What you are asked to do:
Find every line in the records below that contains the word "screenshot", and copy each such line.

# Start of Exercise input

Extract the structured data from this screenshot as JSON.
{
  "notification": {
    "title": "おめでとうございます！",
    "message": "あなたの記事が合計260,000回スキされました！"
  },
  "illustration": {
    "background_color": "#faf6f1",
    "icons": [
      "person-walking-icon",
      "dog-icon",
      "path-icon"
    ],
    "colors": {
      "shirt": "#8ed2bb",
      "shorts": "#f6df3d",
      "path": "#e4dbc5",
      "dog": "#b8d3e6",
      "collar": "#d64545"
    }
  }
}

# End of Exercise input
# Start of Exercise input

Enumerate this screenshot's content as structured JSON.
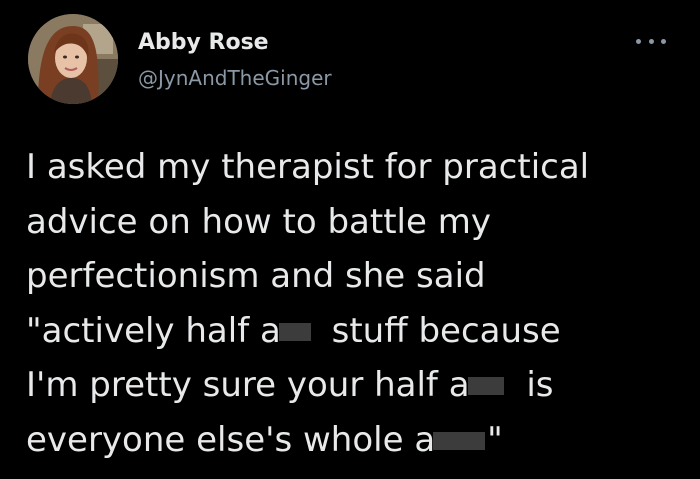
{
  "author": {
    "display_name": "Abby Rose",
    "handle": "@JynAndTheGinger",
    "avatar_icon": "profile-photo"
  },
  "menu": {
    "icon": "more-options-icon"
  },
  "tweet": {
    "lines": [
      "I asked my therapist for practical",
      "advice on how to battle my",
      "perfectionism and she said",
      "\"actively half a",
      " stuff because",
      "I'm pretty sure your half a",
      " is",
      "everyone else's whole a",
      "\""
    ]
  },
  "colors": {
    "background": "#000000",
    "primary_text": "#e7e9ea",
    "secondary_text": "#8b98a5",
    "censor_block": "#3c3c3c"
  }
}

# End of Exercise input

Output for this exercise:
Extract the structured data from this screenshot as JSON.
Enumerate this screenshot's content as structured JSON.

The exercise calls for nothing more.